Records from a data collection
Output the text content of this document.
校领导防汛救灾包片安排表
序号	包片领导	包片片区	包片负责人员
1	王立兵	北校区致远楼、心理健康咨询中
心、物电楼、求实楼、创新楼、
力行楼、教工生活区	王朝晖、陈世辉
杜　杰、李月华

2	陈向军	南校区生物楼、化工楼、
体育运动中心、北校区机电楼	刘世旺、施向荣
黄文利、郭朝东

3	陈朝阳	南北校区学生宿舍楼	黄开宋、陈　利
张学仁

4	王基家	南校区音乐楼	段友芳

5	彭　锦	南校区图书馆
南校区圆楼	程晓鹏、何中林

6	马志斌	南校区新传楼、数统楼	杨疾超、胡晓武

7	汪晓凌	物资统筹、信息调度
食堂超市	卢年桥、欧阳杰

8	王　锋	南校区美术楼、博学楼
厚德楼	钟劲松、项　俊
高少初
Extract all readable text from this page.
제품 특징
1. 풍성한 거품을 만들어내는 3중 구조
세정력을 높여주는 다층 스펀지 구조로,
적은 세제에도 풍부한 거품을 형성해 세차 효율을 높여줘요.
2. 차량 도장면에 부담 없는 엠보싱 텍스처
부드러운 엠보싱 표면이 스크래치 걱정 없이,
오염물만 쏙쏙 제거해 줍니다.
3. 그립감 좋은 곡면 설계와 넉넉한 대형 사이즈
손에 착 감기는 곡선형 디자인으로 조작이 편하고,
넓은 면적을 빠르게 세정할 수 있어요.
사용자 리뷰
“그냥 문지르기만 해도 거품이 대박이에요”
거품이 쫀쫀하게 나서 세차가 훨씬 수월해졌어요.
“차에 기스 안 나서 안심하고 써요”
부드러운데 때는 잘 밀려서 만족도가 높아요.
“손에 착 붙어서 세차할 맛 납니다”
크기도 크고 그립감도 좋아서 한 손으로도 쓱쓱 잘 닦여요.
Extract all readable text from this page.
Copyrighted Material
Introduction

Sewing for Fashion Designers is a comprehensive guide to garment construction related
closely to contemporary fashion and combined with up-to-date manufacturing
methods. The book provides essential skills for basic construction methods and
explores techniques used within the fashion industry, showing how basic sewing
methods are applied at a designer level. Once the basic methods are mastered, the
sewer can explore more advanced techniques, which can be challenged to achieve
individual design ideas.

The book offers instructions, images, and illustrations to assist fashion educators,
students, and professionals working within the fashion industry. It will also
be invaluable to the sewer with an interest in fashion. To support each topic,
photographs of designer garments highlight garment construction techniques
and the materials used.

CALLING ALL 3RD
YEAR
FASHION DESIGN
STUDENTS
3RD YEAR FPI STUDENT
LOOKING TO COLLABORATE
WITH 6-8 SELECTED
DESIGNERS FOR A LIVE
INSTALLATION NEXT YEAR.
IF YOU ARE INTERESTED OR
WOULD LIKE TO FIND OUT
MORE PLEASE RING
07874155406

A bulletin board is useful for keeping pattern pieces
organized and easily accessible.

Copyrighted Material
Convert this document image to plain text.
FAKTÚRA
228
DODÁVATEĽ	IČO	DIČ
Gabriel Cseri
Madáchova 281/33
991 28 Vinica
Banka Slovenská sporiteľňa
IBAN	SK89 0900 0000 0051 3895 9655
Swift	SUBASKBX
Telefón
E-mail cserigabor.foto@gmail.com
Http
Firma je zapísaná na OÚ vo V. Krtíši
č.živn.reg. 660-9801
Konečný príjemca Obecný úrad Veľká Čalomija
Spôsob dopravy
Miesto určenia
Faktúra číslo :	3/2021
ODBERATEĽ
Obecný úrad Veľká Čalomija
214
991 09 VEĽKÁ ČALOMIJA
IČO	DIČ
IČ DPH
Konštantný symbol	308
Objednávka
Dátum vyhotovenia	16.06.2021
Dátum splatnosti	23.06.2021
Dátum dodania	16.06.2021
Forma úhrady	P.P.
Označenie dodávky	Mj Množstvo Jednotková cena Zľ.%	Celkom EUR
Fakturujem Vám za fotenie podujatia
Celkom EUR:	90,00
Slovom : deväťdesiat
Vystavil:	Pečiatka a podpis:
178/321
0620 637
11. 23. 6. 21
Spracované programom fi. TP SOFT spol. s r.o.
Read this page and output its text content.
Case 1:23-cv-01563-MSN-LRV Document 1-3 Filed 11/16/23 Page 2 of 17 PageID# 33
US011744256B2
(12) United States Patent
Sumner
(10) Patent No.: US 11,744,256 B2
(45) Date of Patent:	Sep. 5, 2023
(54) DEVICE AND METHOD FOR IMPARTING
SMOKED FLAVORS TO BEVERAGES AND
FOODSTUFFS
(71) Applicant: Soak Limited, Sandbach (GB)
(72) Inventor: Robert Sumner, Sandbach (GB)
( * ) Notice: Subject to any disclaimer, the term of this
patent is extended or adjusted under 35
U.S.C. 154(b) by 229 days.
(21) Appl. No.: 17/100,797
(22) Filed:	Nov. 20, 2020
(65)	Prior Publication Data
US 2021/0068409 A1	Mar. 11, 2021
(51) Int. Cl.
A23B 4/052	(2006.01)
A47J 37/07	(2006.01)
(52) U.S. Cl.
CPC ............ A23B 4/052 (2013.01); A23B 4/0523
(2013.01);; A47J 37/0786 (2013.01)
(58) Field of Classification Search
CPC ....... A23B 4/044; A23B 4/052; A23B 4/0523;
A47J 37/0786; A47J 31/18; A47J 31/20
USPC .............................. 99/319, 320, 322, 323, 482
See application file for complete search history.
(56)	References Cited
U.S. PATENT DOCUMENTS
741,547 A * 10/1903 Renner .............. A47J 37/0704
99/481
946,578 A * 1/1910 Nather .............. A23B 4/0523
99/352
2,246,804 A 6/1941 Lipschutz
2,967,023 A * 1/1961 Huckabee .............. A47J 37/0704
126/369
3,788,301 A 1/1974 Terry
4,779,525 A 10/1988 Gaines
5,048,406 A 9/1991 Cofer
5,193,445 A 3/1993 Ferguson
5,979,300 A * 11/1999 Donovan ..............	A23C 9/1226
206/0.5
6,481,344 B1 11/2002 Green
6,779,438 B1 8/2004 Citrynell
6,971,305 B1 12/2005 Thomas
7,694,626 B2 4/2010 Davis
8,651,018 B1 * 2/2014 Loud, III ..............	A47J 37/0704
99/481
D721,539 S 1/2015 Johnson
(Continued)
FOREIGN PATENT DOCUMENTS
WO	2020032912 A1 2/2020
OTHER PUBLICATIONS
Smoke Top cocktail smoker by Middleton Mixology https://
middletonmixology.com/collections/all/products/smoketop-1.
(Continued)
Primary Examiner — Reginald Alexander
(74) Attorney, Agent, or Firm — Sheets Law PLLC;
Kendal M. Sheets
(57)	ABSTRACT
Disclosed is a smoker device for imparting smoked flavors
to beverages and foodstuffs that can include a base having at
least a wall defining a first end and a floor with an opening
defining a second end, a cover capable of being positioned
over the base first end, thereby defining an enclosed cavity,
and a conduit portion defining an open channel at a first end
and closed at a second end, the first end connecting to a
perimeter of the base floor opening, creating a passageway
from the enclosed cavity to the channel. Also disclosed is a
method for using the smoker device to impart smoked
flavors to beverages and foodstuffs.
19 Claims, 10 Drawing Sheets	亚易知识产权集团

- **Problem requirements**
Write out all records exactly, keeping every detail.

- **Result below**
Output the text content of this document.
校领导防汛救灾包片安排表
序号	包片领导	包片片区	包片负责人员
1	王立兵	北校区致远楼、心理健康咨询中
心、物电楼、求实楼、创新楼、
力行楼、教工生活区	王朝晖、陈世辉
杜　杰、李月华

2	陈向军	南校区生物楼、化工楼、
体育运动中心、北校区机电楼	刘世旺、施向荣
黄文利、郭朝东

3	陈朝阳	南北校区学生宿舍楼	黄开宋、陈　利
张学仁

4	王基家	南校区音乐楼	段友芳

5	彭　锦	南校区图书馆
南校区圆楼	程晓鹏、何中林

6	马志斌	南校区新传楼、数统楼	杨疾超、胡晓武

7	汪晓凌	物资统筹、信息调度
食堂超市	卢年桥、欧阳杰

8	王　锋	南校区美术楼、博学楼
厚德楼	钟劲松、项　俊
高少初
Extract all readable text from this page.
제품 특징
1. 풍성한 거품을 만들어내는 3중 구조
세정력을 높여주는 다층 스펀지 구조로,
적은 세제에도 풍부한 거품을 형성해 세차 효율을 높여줘요.
2. 차량 도장면에 부담 없는 엠보싱 텍스처
부드러운 엠보싱 표면이 스크래치 걱정 없이,
오염물만 쏙쏙 제거해 줍니다.
3. 그립감 좋은 곡면 설계와 넉넉한 대형 사이즈
손에 착 감기는 곡선형 디자인으로 조작이 편하고,
넓은 면적을 빠르게 세정할 수 있어요.
사용자 리뷰
“그냥 문지르기만 해도 거품이 대박이에요”
거품이 쫀쫀하게 나서 세차가 훨씬 수월해졌어요.
“차에 기스 안 나서 안심하고 써요”
부드러운데 때는 잘 밀려서 만족도가 높아요.
“손에 착 붙어서 세차할 맛 납니다”
크기도 크고 그립감도 좋아서 한 손으로도 쓱쓱 잘 닦여요.
Extract all readable text from this page.
Copyrighted Material
Introduction

Sewing for Fashion Designers is a comprehensive guide to garment construction related
closely to contemporary fashion and combined with up-to-date manufacturing
methods. The book provides essential skills for basic construction methods and
explores techniques used within the fashion industry, showing how basic sewing
methods are applied at a designer level. Once the basic methods are mastered, the
sewer can explore more advanced techniques, which can be challenged to achieve
individual design ideas.

The book offers instructions, images, and illustrations to assist fashion educators,
students, and professionals working within the fashion industry. It will also
be invaluable to the sewer with an interest in fashion. To support each topic,
photographs of designer garments highlight garment construction techniques
and the materials used.

CALLING ALL 3RD
YEAR
FASHION DESIGN
STUDENTS
3RD YEAR FPI STUDENT
LOOKING TO COLLABORATE
WITH 6-8 SELECTED
DESIGNERS FOR A LIVE
INSTALLATION NEXT YEAR.
IF YOU ARE INTERESTED OR
WOULD LIKE TO FIND OUT
MORE PLEASE RING
07874155406

A bulletin board is useful for keeping pattern pieces
organized and easily accessible.

Copyrighted Material
Convert this document image to plain text.
FAKTÚRA
228
DODÁVATEĽ	IČO	DIČ
Gabriel Cseri
Madáchova 281/33
991 28 Vinica
Banka Slovenská sporiteľňa
IBAN	SK89 0900 0000 0051 3895 9655
Swift	SUBASKBX
Telefón
E-mail cserigabor.foto@gmail.com
Http
Firma je zapísaná na OÚ vo V. Krtíši
č.živn.reg. 660-9801
Konečný príjemca Obecný úrad Veľká Čalomija
Spôsob dopravy
Miesto určenia
Faktúra číslo :	3/2021
ODBERATEĽ
Obecný úrad Veľká Čalomija
214
991 09 VEĽKÁ ČALOMIJA
IČO	DIČ
IČ DPH
Konštantný symbol	308
Objednávka
Dátum vyhotovenia	16.06.2021
Dátum splatnosti	23.06.2021
Dátum dodania	16.06.2021
Forma úhrady	P.P.
Označenie dodávky	Mj Množstvo Jednotková cena Zľ.%	Celkom EUR
Fakturujem Vám za fotenie podujatia
Celkom EUR:	90,00
Slovom : deväťdesiat
Vystavil:	Pečiatka a podpis:
178/321
0620 637
11. 23. 6. 21
Spracované programom fi. TP SOFT spol. s r.o.
Read this page and output its text content.
Case 1:23-cv-01563-MSN-LRV Document 1-3 Filed 11/16/23 Page 2 of 17 PageID# 33
US011744256B2
(12) United States Patent
Sumner
(10) Patent No.: US 11,744,256 B2
(45) Date of Patent:	Sep. 5, 2023
(54) DEVICE AND METHOD FOR IMPARTING
SMOKED FLAVORS TO BEVERAGES AND
FOODSTUFFS
(71) Applicant: Soak Limited, Sandbach (GB)
(72) Inventor: Robert Sumner, Sandbach (GB)
( * ) Notice: Subject to any disclaimer, the term of this
patent is extended or adjusted under 35
U.S.C. 154(b) by 229 days.
(21) Appl. No.: 17/100,797
(22) Filed:	Nov. 20, 2020
(65)	Prior Publication Data
US 2021/0068409 A1	Mar. 11, 2021
(51) Int. Cl.
A23B 4/052	(2006.01)
A47J 37/07	(2006.01)
(52) U.S. Cl.
CPC ............ A23B 4/052 (2013.01); A23B 4/0523
(2013.01);; A47J 37/0786 (2013.01)
(58) Field of Classification Search
CPC ....... A23B 4/044; A23B 4/052; A23B 4/0523;
A47J 37/0786; A47J 31/18; A47J 31/20
USPC .............................. 99/319, 320, 322, 323, 482
See application file for complete search history.
(56)	References Cited
U.S. PATENT DOCUMENTS
741,547 A * 10/1903 Renner .............. A47J 37/0704
99/481
946,578 A * 1/1910 Nather .............. A23B 4/0523
99/352
2,246,804 A 6/1941 Lipschutz
2,967,023 A * 1/1961 Huckabee .............. A47J 37/0704
126/369
3,788,301 A 1/1974 Terry
4,779,525 A 10/1988 Gaines
5,048,406 A 9/1991 Cofer
5,193,445 A 3/1993 Ferguson
5,979,300 A * 11/1999 Donovan ..............	A23C 9/1226
206/0.5
6,481,344 B1 11/2002 Green
6,779,438 B1 8/2004 Citrynell
6,971,305 B1 12/2005 Thomas
7,694,626 B2 4/2010 Davis
8,651,018 B1 * 2/2014 Loud, III ..............	A47J 37/0704
99/481
D721,539 S 1/2015 Johnson
(Continued)
FOREIGN PATENT DOCUMENTS
WO	2020032912 A1 2/2020
OTHER PUBLICATIONS
Smoke Top cocktail smoker by Middleton Mixology https://
middletonmixology.com/collections/all/products/smoketop-1.
(Continued)
Primary Examiner — Reginald Alexander
(74) Attorney, Agent, or Firm — Sheets Law PLLC;
Kendal M. Sheets
(57)	ABSTRACT
Disclosed is a smoker device for imparting smoked flavors
to beverages and foodstuffs that can include a base having at
least a wall defining a first end and a floor with an opening
defining a second end, a cover capable of being positioned
over the base first end, thereby defining an enclosed cavity,
and a conduit portion defining an open channel at a first end
and closed at a second end, the first end connecting to a
perimeter of the base floor opening, creating a passageway
from the enclosed cavity to the channel. Also disclosed is a
method for using the smoker device to impart smoked
flavors to beverages and foodstuffs.
19 Claims, 10 Drawing Sheets	亚易知识产权集团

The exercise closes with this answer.